> [Work instructions]
Search the records for the word "this" and report each line that has it.

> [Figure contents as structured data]
+++++
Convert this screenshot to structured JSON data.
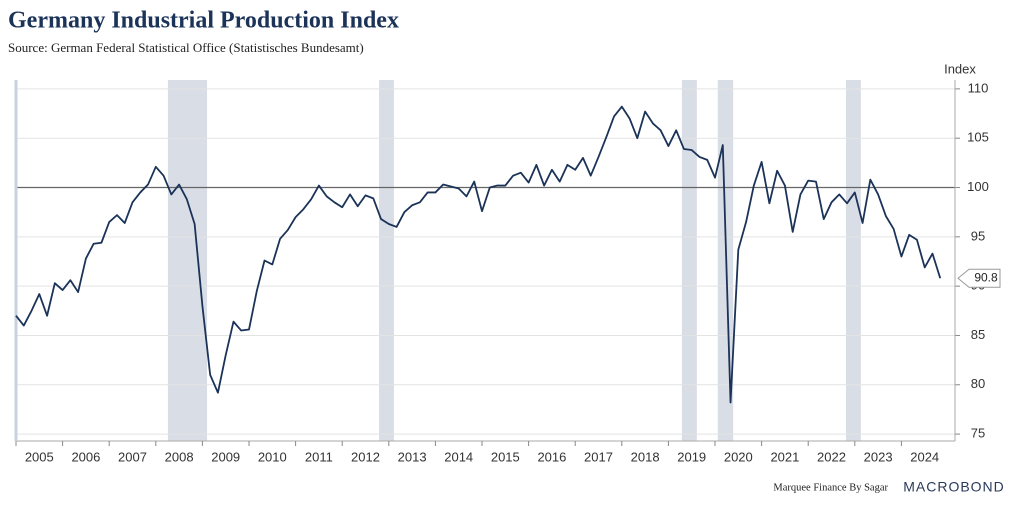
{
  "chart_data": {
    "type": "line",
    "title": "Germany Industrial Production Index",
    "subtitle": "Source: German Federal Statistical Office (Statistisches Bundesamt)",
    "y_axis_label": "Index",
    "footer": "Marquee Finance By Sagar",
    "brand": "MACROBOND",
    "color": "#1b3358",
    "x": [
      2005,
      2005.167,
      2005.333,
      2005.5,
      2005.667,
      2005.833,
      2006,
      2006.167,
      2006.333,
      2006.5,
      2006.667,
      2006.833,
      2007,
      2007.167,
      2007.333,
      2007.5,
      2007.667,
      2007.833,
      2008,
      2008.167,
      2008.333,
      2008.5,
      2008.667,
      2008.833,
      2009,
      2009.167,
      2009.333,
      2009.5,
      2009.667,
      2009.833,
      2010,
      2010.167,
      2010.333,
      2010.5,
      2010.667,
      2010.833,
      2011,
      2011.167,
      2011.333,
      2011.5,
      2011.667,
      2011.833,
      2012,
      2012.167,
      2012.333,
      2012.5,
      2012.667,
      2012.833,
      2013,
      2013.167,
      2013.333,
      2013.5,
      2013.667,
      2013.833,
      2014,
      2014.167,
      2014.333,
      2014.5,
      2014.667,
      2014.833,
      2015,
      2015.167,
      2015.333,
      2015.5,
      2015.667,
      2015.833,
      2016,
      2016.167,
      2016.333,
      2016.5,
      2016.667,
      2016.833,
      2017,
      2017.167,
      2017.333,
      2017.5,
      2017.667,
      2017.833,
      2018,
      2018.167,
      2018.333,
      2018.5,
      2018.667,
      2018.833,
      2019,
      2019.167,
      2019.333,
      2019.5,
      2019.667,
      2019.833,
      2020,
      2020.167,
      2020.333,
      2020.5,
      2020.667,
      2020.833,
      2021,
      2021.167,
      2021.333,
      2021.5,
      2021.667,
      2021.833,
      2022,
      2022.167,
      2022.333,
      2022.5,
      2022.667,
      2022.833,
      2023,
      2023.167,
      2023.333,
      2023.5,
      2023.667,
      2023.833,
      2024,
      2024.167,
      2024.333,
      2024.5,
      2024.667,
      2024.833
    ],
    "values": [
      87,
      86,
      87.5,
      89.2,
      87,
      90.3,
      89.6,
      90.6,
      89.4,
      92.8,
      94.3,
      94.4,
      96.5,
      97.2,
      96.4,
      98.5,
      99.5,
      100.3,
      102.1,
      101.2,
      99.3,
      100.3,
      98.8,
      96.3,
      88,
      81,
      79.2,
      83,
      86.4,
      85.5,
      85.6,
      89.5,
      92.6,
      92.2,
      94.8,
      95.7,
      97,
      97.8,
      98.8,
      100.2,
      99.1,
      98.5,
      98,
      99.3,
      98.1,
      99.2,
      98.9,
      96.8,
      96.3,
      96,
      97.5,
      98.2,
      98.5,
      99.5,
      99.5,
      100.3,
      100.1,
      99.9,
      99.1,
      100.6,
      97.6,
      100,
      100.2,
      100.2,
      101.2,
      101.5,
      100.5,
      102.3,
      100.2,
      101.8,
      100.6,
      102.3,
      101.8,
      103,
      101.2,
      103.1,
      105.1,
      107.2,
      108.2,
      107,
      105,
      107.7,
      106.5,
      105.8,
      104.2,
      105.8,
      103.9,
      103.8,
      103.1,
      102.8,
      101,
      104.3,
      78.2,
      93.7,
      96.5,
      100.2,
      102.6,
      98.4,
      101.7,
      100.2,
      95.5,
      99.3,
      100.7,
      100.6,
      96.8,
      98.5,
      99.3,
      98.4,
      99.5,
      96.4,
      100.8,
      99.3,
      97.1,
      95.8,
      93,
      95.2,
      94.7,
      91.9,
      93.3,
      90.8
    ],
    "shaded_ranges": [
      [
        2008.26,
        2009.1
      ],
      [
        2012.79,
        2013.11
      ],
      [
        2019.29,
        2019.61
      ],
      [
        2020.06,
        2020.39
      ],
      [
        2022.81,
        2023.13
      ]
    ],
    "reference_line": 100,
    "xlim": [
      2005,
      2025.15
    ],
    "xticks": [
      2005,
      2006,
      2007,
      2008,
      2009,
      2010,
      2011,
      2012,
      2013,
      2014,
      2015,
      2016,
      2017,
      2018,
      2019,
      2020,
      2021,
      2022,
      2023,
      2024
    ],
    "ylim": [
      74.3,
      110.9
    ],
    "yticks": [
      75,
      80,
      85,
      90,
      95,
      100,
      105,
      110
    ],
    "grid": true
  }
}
+++++
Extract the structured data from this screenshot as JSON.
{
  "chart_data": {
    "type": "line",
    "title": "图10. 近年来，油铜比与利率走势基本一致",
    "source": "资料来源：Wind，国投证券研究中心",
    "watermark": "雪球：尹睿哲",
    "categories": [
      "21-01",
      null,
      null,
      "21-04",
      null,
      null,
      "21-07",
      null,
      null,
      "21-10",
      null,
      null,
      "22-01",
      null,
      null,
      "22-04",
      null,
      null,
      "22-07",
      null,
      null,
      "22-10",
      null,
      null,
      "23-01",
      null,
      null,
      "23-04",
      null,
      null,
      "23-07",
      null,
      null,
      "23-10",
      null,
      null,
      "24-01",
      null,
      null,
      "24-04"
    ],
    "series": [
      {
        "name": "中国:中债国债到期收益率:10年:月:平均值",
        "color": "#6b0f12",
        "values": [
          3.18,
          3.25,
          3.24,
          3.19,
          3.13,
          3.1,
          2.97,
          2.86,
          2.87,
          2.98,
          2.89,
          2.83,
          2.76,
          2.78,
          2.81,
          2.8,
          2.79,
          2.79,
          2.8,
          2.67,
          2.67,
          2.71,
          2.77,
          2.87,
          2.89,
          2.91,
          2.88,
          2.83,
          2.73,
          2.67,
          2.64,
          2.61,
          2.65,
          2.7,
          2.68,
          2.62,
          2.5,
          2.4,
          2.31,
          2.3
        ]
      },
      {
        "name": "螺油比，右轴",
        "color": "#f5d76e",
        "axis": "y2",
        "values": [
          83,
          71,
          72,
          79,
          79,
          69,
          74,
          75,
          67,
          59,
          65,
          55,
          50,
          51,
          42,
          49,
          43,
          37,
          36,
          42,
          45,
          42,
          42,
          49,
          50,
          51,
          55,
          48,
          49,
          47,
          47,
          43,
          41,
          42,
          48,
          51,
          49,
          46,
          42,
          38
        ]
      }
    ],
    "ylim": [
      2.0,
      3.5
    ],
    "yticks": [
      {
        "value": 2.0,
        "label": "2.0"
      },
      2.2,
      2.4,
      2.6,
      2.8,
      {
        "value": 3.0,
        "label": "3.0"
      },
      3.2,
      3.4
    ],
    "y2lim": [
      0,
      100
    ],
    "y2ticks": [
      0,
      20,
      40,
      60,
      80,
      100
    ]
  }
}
+++++
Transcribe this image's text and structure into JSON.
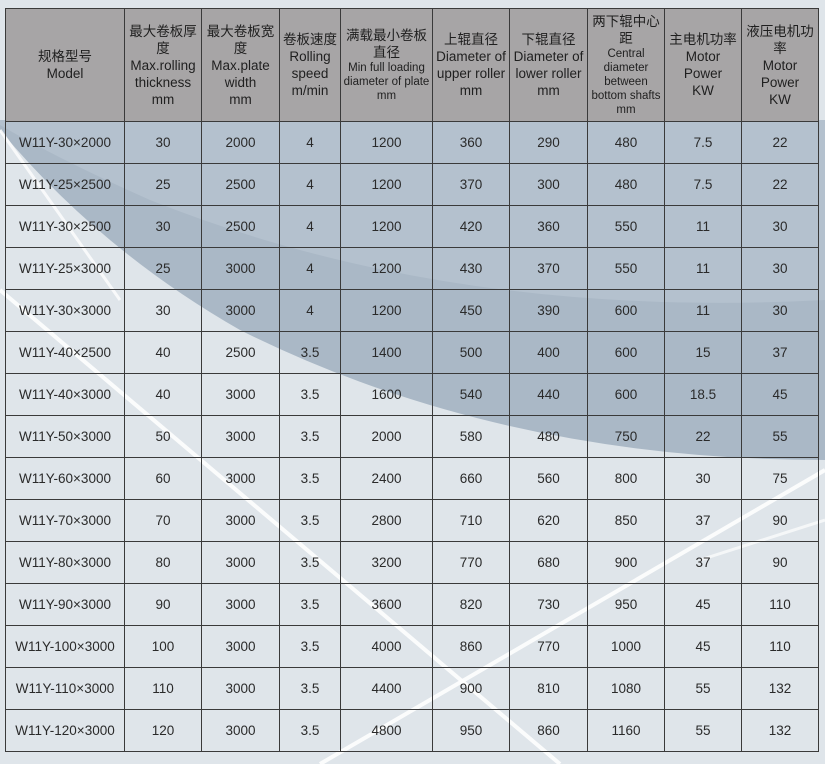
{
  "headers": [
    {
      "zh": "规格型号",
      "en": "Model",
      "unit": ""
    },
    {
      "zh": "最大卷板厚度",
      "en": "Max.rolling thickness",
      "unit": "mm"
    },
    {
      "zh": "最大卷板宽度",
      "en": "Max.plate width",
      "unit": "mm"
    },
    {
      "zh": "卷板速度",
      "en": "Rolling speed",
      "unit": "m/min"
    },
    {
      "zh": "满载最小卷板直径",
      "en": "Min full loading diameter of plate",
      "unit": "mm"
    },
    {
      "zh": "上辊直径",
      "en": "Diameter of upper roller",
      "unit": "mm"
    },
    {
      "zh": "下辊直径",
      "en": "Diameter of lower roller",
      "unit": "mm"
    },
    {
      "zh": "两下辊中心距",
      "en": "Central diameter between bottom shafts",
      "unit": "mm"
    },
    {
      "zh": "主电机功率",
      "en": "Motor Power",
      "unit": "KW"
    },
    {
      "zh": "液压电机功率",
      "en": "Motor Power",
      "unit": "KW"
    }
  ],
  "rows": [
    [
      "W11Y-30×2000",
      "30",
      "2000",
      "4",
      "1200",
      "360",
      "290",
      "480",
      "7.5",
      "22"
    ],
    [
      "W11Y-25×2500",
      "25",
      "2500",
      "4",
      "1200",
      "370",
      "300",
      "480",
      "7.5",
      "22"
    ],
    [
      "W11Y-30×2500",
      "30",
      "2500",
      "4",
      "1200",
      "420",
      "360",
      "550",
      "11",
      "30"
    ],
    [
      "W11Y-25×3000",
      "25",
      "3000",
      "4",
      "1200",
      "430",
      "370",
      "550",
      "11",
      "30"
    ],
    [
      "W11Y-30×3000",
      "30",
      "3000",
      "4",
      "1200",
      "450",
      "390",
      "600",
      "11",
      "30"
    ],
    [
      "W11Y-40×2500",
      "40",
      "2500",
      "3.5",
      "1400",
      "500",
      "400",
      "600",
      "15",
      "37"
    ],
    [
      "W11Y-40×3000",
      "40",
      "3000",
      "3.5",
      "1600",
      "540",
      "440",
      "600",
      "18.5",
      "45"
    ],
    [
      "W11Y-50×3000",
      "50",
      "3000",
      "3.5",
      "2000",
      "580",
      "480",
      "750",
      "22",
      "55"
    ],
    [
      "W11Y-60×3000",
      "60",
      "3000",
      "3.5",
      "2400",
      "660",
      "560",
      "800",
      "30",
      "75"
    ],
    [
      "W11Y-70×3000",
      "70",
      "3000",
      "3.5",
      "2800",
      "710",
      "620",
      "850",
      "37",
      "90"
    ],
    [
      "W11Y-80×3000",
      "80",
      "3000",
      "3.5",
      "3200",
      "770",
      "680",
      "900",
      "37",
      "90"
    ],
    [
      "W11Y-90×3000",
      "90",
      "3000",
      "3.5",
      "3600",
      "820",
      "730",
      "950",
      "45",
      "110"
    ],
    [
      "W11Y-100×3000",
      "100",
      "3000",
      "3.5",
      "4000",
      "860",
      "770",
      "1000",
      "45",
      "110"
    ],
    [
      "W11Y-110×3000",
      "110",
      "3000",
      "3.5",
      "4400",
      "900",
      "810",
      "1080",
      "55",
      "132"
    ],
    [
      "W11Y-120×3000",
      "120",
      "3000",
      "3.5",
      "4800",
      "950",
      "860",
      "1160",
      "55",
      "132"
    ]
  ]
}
+++++
> [Correct output]
Convert this screenshot to structured JSON data.
Extract the structured data from this screenshot as JSON.
Transcribe this image's text and structure into JSON.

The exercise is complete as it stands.